__Recorded data__.
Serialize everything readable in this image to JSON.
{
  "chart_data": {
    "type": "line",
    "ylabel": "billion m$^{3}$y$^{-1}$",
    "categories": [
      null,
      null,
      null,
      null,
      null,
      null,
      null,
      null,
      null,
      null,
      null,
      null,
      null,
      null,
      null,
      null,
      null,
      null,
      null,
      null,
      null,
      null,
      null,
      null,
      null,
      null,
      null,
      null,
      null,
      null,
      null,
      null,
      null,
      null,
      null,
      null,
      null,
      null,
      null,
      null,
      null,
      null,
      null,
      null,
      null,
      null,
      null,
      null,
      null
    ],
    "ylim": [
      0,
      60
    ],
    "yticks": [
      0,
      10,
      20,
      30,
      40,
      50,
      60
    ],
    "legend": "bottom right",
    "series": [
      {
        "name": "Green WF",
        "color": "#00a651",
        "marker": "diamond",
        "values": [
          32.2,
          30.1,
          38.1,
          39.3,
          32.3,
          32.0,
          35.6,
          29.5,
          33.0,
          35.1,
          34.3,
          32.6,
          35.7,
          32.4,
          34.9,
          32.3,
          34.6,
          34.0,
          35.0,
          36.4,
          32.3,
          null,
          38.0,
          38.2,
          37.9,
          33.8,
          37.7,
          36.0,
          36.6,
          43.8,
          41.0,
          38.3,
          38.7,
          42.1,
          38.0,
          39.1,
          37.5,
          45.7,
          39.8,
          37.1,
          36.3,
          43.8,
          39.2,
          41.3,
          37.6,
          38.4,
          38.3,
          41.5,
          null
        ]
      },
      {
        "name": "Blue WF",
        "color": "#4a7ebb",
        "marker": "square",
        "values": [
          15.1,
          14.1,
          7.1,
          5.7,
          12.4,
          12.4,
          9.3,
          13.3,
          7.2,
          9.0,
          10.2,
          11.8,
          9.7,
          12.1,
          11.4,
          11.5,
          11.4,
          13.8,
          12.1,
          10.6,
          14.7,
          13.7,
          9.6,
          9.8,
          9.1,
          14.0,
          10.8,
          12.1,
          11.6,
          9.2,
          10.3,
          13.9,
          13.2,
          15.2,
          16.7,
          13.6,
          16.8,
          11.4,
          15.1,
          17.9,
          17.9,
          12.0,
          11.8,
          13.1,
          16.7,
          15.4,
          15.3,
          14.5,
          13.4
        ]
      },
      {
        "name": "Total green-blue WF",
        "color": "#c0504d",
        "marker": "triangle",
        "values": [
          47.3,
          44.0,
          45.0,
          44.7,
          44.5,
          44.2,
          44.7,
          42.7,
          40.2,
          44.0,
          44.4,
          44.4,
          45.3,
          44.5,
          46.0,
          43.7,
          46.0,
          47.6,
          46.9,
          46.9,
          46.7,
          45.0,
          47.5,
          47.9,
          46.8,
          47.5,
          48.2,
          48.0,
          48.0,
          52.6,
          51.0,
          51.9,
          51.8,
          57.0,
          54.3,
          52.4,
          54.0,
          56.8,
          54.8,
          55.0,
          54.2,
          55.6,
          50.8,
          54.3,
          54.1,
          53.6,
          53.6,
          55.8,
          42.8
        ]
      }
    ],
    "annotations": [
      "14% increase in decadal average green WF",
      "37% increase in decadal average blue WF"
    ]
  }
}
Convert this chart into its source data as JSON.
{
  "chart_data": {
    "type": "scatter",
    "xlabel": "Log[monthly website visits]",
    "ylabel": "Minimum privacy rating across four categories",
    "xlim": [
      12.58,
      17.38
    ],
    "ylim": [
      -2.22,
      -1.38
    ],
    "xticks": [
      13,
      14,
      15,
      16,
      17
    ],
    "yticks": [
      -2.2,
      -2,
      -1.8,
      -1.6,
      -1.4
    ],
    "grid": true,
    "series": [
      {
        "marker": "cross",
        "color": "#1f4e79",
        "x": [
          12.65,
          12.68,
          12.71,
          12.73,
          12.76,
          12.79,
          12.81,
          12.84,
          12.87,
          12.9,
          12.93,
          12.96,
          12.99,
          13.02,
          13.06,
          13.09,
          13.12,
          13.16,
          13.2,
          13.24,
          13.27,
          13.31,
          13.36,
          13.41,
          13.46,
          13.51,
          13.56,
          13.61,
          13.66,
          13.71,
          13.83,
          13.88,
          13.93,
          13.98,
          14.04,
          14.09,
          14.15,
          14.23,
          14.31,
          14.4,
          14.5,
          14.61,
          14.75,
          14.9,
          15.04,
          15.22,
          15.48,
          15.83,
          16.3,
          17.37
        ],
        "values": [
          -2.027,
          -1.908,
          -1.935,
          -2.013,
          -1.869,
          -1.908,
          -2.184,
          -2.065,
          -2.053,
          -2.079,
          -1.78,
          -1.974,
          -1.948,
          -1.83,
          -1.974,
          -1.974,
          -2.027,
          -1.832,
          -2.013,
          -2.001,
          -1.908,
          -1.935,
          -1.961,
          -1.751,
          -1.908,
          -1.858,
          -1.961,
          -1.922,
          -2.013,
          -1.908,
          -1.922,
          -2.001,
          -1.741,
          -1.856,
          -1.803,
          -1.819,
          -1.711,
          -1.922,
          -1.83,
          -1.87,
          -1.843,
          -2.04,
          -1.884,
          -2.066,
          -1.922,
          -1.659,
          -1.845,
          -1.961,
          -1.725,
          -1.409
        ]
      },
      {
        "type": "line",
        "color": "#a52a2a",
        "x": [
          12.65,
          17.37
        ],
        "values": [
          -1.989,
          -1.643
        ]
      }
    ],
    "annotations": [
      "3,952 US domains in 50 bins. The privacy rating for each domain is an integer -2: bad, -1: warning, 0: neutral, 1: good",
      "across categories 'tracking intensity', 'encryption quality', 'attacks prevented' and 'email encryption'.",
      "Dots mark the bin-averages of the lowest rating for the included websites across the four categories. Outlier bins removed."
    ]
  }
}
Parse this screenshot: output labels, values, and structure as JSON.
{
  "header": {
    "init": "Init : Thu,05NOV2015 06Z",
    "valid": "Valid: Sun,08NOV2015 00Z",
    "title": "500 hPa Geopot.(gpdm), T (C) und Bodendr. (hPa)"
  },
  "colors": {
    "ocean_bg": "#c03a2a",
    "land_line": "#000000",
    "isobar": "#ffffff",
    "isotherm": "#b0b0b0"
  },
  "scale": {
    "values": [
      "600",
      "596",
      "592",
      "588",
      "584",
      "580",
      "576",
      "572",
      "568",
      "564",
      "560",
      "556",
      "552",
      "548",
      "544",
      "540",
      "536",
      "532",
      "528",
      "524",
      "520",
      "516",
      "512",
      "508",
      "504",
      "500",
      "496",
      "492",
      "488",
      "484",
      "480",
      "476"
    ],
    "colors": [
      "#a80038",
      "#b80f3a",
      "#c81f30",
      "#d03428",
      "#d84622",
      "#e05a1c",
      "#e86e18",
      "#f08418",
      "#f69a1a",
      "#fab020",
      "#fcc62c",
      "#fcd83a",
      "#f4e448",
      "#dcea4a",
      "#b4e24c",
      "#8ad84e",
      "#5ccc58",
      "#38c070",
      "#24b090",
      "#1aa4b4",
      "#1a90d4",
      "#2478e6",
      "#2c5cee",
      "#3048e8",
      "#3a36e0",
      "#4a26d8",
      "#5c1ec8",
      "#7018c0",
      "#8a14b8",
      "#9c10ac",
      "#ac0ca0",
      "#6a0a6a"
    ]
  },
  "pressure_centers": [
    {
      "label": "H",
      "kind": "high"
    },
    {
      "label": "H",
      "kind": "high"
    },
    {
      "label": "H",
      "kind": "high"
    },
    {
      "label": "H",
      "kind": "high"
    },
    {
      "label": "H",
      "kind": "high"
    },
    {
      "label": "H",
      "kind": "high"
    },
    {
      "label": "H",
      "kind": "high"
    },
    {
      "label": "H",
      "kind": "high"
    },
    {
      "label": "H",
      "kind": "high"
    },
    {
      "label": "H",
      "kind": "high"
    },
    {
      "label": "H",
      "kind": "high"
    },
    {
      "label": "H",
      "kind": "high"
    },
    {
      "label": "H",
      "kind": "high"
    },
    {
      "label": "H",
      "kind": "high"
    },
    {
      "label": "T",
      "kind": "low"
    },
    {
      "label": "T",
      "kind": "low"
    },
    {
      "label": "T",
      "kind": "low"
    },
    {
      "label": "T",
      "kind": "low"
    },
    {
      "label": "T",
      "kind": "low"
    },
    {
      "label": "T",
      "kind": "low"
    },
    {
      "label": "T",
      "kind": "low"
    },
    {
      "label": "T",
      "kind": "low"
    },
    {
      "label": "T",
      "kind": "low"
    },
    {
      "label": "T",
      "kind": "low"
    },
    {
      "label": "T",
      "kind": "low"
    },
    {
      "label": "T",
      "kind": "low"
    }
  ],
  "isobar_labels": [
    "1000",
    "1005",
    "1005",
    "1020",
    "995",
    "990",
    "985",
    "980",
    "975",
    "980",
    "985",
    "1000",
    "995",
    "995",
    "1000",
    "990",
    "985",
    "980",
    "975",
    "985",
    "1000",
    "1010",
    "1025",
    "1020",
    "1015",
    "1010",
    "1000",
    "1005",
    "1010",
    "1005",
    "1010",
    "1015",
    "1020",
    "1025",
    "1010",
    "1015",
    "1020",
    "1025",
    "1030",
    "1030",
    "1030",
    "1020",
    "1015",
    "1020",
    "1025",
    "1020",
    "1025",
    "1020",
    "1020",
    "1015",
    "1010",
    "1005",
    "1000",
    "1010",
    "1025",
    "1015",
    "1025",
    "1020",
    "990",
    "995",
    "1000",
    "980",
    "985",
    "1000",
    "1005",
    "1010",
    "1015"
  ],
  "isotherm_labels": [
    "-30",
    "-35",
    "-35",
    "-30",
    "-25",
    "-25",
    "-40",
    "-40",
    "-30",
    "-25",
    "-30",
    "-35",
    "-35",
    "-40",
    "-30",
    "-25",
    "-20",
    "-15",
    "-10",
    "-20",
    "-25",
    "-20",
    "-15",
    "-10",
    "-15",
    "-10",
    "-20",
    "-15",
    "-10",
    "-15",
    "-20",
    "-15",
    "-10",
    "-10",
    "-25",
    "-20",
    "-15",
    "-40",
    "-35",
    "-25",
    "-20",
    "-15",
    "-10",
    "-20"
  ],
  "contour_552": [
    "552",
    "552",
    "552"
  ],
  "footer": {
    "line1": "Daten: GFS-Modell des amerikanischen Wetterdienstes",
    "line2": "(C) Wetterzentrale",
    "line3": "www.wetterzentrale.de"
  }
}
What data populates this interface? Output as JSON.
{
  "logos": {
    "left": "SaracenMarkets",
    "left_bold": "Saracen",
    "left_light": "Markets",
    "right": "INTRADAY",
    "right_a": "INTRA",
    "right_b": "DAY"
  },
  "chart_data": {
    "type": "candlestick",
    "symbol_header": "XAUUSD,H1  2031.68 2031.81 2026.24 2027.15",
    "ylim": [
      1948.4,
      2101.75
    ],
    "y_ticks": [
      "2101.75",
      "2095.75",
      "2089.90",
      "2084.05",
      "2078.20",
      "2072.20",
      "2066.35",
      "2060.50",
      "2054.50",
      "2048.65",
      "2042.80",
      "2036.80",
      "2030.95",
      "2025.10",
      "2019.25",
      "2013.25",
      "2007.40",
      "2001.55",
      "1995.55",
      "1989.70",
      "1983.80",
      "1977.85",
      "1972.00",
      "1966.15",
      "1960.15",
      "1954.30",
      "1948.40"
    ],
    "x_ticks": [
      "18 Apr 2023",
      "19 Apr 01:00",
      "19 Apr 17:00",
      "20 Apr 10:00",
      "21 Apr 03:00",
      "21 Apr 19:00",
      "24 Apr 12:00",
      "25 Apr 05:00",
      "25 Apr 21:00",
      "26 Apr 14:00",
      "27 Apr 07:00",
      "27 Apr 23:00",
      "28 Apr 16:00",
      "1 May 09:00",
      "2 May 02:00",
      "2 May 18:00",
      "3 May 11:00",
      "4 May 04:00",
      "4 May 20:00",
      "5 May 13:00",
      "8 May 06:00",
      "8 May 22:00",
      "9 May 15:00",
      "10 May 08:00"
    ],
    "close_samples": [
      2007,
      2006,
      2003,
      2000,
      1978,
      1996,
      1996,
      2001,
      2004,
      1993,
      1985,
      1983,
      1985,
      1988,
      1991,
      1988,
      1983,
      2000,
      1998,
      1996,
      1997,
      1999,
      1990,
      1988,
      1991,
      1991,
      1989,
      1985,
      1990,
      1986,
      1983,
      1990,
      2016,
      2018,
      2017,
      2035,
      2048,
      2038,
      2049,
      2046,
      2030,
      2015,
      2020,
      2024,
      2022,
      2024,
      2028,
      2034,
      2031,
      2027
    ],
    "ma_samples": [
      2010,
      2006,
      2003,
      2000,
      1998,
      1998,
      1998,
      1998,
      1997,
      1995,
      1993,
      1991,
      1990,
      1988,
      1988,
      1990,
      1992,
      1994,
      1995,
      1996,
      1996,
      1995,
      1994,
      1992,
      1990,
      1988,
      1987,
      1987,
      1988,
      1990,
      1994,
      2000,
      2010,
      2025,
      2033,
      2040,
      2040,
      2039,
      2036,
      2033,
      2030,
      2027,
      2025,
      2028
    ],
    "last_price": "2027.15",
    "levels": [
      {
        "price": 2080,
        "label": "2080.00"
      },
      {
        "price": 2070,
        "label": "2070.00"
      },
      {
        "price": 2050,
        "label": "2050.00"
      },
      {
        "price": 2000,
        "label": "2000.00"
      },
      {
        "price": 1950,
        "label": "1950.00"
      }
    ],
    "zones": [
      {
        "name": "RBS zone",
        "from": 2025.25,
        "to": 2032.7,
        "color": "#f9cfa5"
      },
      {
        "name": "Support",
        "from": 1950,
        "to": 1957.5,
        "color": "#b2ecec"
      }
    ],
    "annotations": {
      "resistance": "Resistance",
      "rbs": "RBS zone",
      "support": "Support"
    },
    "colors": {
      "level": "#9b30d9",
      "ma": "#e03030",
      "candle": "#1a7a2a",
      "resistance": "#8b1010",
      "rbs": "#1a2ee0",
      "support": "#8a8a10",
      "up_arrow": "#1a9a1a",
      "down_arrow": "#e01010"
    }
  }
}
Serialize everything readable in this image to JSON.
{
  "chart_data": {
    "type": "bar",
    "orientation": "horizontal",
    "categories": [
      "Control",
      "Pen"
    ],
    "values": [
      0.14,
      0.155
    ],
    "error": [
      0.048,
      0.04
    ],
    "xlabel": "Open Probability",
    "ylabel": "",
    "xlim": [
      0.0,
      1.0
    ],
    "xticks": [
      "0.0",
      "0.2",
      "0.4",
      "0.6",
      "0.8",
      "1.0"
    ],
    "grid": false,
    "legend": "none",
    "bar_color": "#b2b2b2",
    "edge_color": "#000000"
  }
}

__Direction__. Using the listing above, show each line holding the string "marker".

__Task result__.
        "marker": "diamond",
        "marker": "square",
        "marker": "triangle",
        "marker": "cross",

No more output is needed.